■ Exercise objective:
Each line that holds the word "JSON" should be returned.

#### Dataset

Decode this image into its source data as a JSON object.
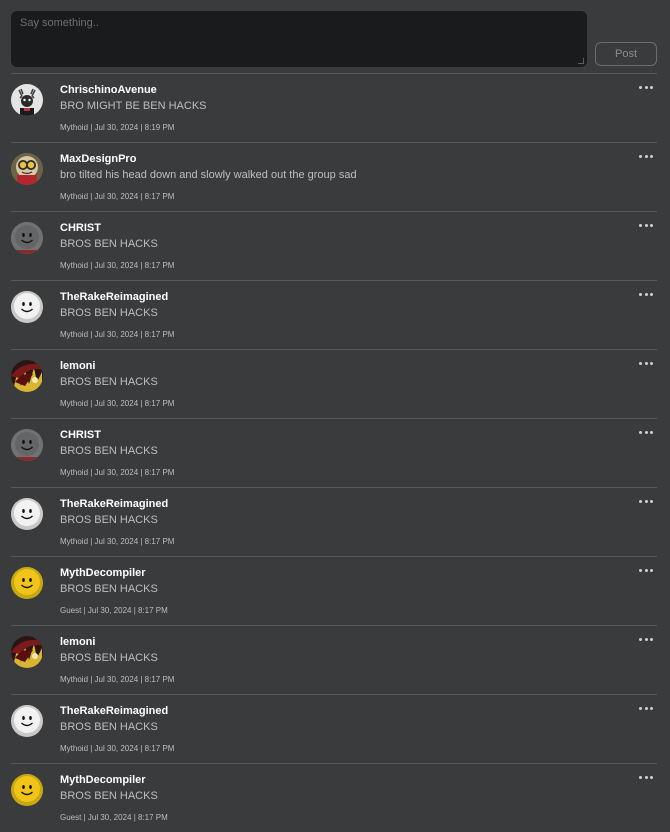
{
  "composer": {
    "placeholder": "Say something..",
    "post_label": "Post"
  },
  "comments": [
    {
      "author": "ChrischinoAvenue",
      "text": "BRO MIGHT BE BEN HACKS",
      "role": "Mythoid",
      "timestamp": "Jul 30, 2024 | 8:19 PM",
      "avatar": "antler-avatar"
    },
    {
      "author": "MaxDesignPro",
      "text": "bro tilted his head down and slowly walked out the group sad",
      "role": "Mythoid",
      "timestamp": "Jul 30, 2024 | 8:17 PM",
      "avatar": "goggles-avatar"
    },
    {
      "author": "CHRIST",
      "text": "BROS BEN HACKS",
      "role": "Mythoid",
      "timestamp": "Jul 30, 2024 | 8:17 PM",
      "avatar": "gray-smile-avatar"
    },
    {
      "author": "TheRakeReimagined",
      "text": "BROS BEN HACKS",
      "role": "Mythoid",
      "timestamp": "Jul 30, 2024 | 8:17 PM",
      "avatar": "white-smile-avatar"
    },
    {
      "author": "lemoni",
      "text": "BROS BEN HACKS",
      "role": "Mythoid",
      "timestamp": "Jul 30, 2024 | 8:17 PM",
      "avatar": "red-hair-avatar"
    },
    {
      "author": "CHRIST",
      "text": "BROS BEN HACKS",
      "role": "Mythoid",
      "timestamp": "Jul 30, 2024 | 8:17 PM",
      "avatar": "gray-smile-avatar"
    },
    {
      "author": "TheRakeReimagined",
      "text": "BROS BEN HACKS",
      "role": "Mythoid",
      "timestamp": "Jul 30, 2024 | 8:17 PM",
      "avatar": "white-smile-avatar"
    },
    {
      "author": "MythDecompiler",
      "text": "BROS BEN HACKS",
      "role": "Guest",
      "timestamp": "Jul 30, 2024 | 8:17 PM",
      "avatar": "yellow-smile-avatar"
    },
    {
      "author": "lemoni",
      "text": "BROS BEN HACKS",
      "role": "Mythoid",
      "timestamp": "Jul 30, 2024 | 8:17 PM",
      "avatar": "red-hair-avatar"
    },
    {
      "author": "TheRakeReimagined",
      "text": "BROS BEN HACKS",
      "role": "Mythoid",
      "timestamp": "Jul 30, 2024 | 8:17 PM",
      "avatar": "white-smile-avatar"
    },
    {
      "author": "MythDecompiler",
      "text": "BROS BEN HACKS",
      "role": "Guest",
      "timestamp": "Jul 30, 2024 | 8:17 PM",
      "avatar": "yellow-smile-avatar"
    }
  ],
  "colors": {
    "background": "#393b3d",
    "composer_bg": "#191b1d",
    "divider": "#56585a",
    "author_text": "#ffffff",
    "body_text": "#bdbebe"
  }
}
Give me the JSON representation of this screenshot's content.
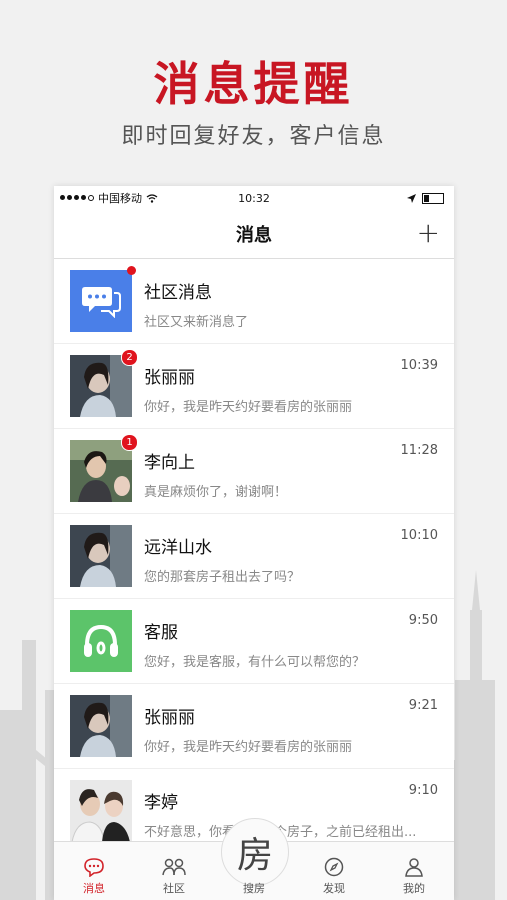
{
  "promo": {
    "headline": "消息提醒",
    "subline": "即时回复好友，客户信息"
  },
  "status_bar": {
    "carrier": "中国移动",
    "time": "10:32"
  },
  "nav": {
    "title": "消息",
    "add_symbol": "+"
  },
  "messages": [
    {
      "name": "社区消息",
      "preview": "社区又来新消息了",
      "time": "",
      "badge": "",
      "icon": "chat-bubbles-icon",
      "color": "#4a7fe8"
    },
    {
      "name": "张丽丽",
      "preview": "你好，我是昨天约好要看房的张丽丽",
      "time": "10:39",
      "badge": "2"
    },
    {
      "name": "李向上",
      "preview": "真是麻烦你了，谢谢啊！",
      "time": "11:28",
      "badge": "1"
    },
    {
      "name": "远洋山水",
      "preview": "您的那套房子租出去了吗？",
      "time": "10:10",
      "badge": ""
    },
    {
      "name": "客服",
      "preview": "您好，我是客服，有什么可以帮您的？",
      "time": "9:50",
      "badge": "",
      "icon": "headset-icon",
      "color": "#5cc46a"
    },
    {
      "name": "张丽丽",
      "preview": "你好，我是昨天约好要看房的张丽丽",
      "time": "9:21",
      "badge": ""
    },
    {
      "name": "李婷",
      "preview": "不好意思，你看上的那个房子，之前已经租出...",
      "time": "9:10",
      "badge": ""
    }
  ],
  "tabs": {
    "messages": "消息",
    "community": "社区",
    "search_glyph": "房",
    "search": "搜房",
    "discover": "发现",
    "mine": "我的"
  },
  "colors": {
    "accent": "#c81623",
    "badge": "#e0141e"
  }
}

########

■ Answer to this problem:
Decode this image into its source data as a JSON object.
Give me the JSON representation of this screenshot's content.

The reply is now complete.